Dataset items
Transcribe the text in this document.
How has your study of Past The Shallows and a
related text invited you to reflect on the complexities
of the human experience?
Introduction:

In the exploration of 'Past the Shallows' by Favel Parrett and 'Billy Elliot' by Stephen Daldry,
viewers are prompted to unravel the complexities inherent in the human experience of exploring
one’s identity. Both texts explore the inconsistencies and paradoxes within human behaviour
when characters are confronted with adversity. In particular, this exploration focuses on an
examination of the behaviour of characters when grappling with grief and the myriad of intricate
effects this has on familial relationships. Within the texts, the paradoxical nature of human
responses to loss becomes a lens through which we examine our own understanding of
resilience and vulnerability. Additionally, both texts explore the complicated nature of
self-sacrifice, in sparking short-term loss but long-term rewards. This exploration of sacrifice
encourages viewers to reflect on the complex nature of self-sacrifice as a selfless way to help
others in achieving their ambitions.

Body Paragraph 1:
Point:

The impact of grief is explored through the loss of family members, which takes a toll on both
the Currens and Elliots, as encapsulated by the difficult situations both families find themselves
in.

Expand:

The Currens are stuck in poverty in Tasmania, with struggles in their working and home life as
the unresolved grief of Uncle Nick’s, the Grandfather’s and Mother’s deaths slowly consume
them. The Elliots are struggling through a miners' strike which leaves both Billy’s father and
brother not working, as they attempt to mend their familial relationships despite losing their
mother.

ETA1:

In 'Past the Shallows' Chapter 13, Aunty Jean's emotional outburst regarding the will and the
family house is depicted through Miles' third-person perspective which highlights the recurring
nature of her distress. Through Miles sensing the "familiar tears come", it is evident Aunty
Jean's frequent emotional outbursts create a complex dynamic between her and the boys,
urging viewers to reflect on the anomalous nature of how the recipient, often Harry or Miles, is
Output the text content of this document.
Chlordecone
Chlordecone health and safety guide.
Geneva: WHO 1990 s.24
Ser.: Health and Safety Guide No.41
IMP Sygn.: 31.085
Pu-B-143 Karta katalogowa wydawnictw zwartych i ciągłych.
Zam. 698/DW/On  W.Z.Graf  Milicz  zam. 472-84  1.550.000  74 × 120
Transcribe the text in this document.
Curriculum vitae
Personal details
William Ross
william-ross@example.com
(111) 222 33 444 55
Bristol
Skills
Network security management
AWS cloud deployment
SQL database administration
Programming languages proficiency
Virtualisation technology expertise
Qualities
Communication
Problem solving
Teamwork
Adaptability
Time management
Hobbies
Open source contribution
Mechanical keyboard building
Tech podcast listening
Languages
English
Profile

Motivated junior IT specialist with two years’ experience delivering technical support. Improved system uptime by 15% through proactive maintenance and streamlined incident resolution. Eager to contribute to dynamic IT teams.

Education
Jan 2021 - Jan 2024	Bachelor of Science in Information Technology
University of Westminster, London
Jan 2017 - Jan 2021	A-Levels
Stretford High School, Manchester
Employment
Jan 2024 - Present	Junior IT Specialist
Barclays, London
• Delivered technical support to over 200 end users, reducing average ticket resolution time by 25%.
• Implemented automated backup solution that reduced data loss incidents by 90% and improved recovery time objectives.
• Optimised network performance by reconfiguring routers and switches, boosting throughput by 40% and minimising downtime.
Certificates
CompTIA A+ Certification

◆ Task prompt: Find the lines above holding the word "nature" and show them.

◆ Correct answer:
effects this has on familial relationships. Within the texts, the paradoxical nature of human
resilience and vulnerability. Additionally, both texts explore the complicated nature of
encourages viewers to reflect on the complex nature of self-sacrifice as a selfless way to help
nature of her distress. Through Miles sensing the "familiar tears come", it is evident Aunty
urging viewers to reflect on the anomalous nature of how the recipient, often Harry or Miles, is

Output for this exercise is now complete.